_THE EXERCISE_: Can you transcribe every line exactly and leave the pictures behind?

##############################

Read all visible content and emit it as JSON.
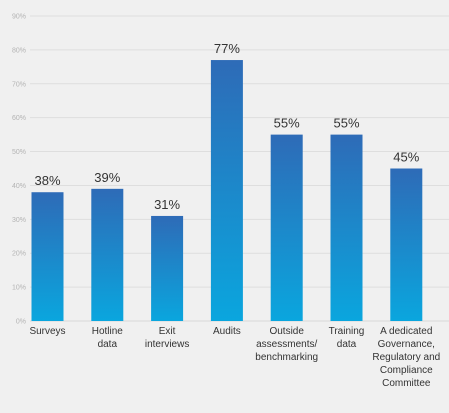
{
  "colors": {
    "background": "#f0f0f0",
    "bar_top": "#2e6bb7",
    "bar_bottom": "#0aa6de",
    "text": "#333333",
    "tick_text": "#b3b3b3",
    "grid": "#dedede"
  },
  "chart_data": {
    "type": "bar",
    "title": "",
    "xlabel": "",
    "ylabel": "",
    "ylim": [
      0,
      90
    ],
    "yticks": [
      0,
      10,
      20,
      30,
      40,
      50,
      60,
      70,
      80,
      90
    ],
    "ytick_labels": [
      "0%",
      "10%",
      "20%",
      "30%",
      "40%",
      "50%",
      "60%",
      "70%",
      "80%",
      "90%"
    ],
    "grid": true,
    "categories": [
      [
        "Surveys"
      ],
      [
        "Hotline",
        "data"
      ],
      [
        "Exit",
        "interviews"
      ],
      [
        "Audits"
      ],
      [
        "Outside",
        "assessments/",
        "benchmarking"
      ],
      [
        "Training",
        "data"
      ],
      [
        "A dedicated",
        "Governance,",
        "Regulatory and",
        "Compliance",
        "Committee"
      ]
    ],
    "values": [
      38,
      39,
      31,
      77,
      55,
      55,
      45
    ],
    "value_labels": [
      "38%",
      "39%",
      "31%",
      "77%",
      "55%",
      "55%",
      "45%"
    ]
  }
}
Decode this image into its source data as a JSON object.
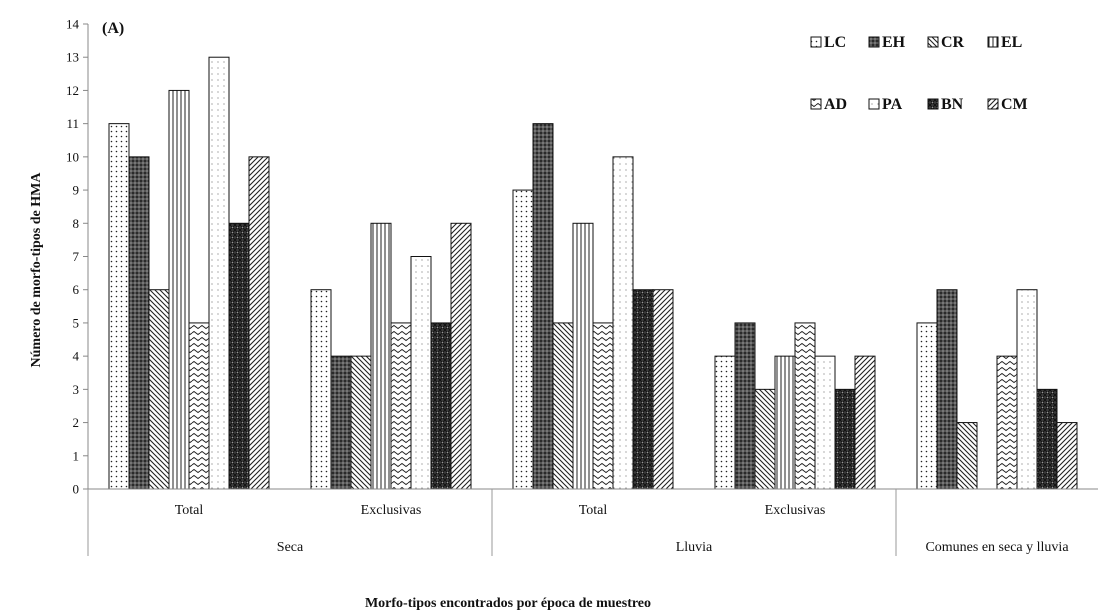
{
  "chart_data": {
    "type": "bar",
    "panel_label": "(A)",
    "xlabel": "Morfo-tipos encontrados por época de muestreo",
    "ylabel": "Número de morfo-tipos de HMA",
    "ylim": [
      0,
      14
    ],
    "yticks": [
      0,
      1,
      2,
      3,
      4,
      5,
      6,
      7,
      8,
      9,
      10,
      11,
      12,
      13,
      14
    ],
    "grid": false,
    "legend_position": "top-right",
    "categories": [
      "Total",
      "Exclusivas",
      "Total",
      "Exclusivas",
      "Comunes en seca y lluvia"
    ],
    "groups": [
      {
        "label": "Seca",
        "categories": [
          "Total",
          "Exclusivas"
        ]
      },
      {
        "label": "Lluvia",
        "categories": [
          "Total",
          "Exclusivas"
        ]
      },
      {
        "label": "",
        "categories": [
          "Comunes en seca y lluvia"
        ]
      }
    ],
    "series": [
      {
        "name": "LC",
        "pattern": "dots",
        "values": [
          11,
          6,
          9,
          4,
          5
        ]
      },
      {
        "name": "EH",
        "pattern": "dark-grid",
        "values": [
          10,
          4,
          11,
          5,
          6
        ]
      },
      {
        "name": "CR",
        "pattern": "diagonal-down",
        "values": [
          6,
          4,
          5,
          3,
          2
        ]
      },
      {
        "name": "EL",
        "pattern": "vertical-lines",
        "values": [
          12,
          8,
          8,
          4,
          0
        ]
      },
      {
        "name": "AD",
        "pattern": "wave",
        "values": [
          5,
          5,
          5,
          5,
          4
        ]
      },
      {
        "name": "PA",
        "pattern": "sparse-dots",
        "values": [
          13,
          7,
          10,
          4,
          6
        ]
      },
      {
        "name": "BN",
        "pattern": "dark-checker",
        "values": [
          8,
          5,
          6,
          3,
          3
        ]
      },
      {
        "name": "CM",
        "pattern": "diagonal-up",
        "values": [
          10,
          8,
          6,
          4,
          2
        ]
      }
    ],
    "colors": {
      "bar_fill": "#ffffff",
      "ink": "#111111",
      "axis": "#888888"
    }
  }
}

##############################

_RESULT OF THIS EXERCISE_:
Read all visible content and emit it as JSON.
{
  "colors": {
    "background": "#f0f0f0",
    "bar_top": "#2e6bb7",
    "bar_bottom": "#0aa6de",
    "text": "#333333",
    "tick_text": "#b3b3b3",
    "grid": "#dedede"
  },
  "chart_data": {
    "type": "bar",
    "title": "",
    "xlabel": "",
    "ylabel": "",
    "ylim": [
      0,
      90
    ],
    "yticks": [
      0,
      10,
      20,
      30,
      40,
      50,
      60,
      70,
      80,
      90
    ],
    "ytick_labels": [
      "0%",
      "10%",
      "20%",
      "30%",
      "40%",
      "50%",
      "60%",
      "70%",
      "80%",
      "90%"
    ],
    "grid": true,
    "categories": [
      [
        "Surveys"
      ],
      [
        "Hotline",
        "data"
      ],
      [
        "Exit",
        "interviews"
      ],
      [
        "Audits"
      ],
      [
        "Outside",
        "assessments/",
        "benchmarking"
      ],
      [
        "Training",
        "data"
      ],
      [
        "A dedicated",
        "Governance,",
        "Regulatory and",
        "Compliance",
        "Committee"
      ]
    ],
    "values": [
      38,
      39,
      31,
      77,
      55,
      55,
      45
    ],
    "value_labels": [
      "38%",
      "39%",
      "31%",
      "77%",
      "55%",
      "55%",
      "45%"
    ]
  }
}
Decode this image into its source data as a JSON object.
{
  "chart_data": {
    "type": "bar",
    "panel_label": "(A)",
    "xlabel": "Morfo-tipos encontrados por época de muestreo",
    "ylabel": "Número de morfo-tipos de HMA",
    "ylim": [
      0,
      14
    ],
    "yticks": [
      0,
      1,
      2,
      3,
      4,
      5,
      6,
      7,
      8,
      9,
      10,
      11,
      12,
      13,
      14
    ],
    "grid": false,
    "legend_position": "top-right",
    "categories": [
      "Total",
      "Exclusivas",
      "Total",
      "Exclusivas",
      "Comunes en seca y lluvia"
    ],
    "groups": [
      {
        "label": "Seca",
        "categories": [
          "Total",
          "Exclusivas"
        ]
      },
      {
        "label": "Lluvia",
        "categories": [
          "Total",
          "Exclusivas"
        ]
      },
      {
        "label": "",
        "categories": [
          "Comunes en seca y lluvia"
        ]
      }
    ],
    "series": [
      {
        "name": "LC",
        "pattern": "dots",
        "values": [
          11,
          6,
          9,
          4,
          5
        ]
      },
      {
        "name": "EH",
        "pattern": "dark-grid",
        "values": [
          10,
          4,
          11,
          5,
          6
        ]
      },
      {
        "name": "CR",
        "pattern": "diagonal-down",
        "values": [
          6,
          4,
          5,
          3,
          2
        ]
      },
      {
        "name": "EL",
        "pattern": "vertical-lines",
        "values": [
          12,
          8,
          8,
          4,
          0
        ]
      },
      {
        "name": "AD",
        "pattern": "wave",
        "values": [
          5,
          5,
          5,
          5,
          4
        ]
      },
      {
        "name": "PA",
        "pattern": "sparse-dots",
        "values": [
          13,
          7,
          10,
          4,
          6
        ]
      },
      {
        "name": "BN",
        "pattern": "dark-checker",
        "values": [
          8,
          5,
          6,
          3,
          3
        ]
      },
      {
        "name": "CM",
        "pattern": "diagonal-up",
        "values": [
          10,
          8,
          6,
          4,
          2
        ]
      }
    ],
    "colors": {
      "bar_fill": "#ffffff",
      "ink": "#111111",
      "axis": "#888888"
    }
  }
}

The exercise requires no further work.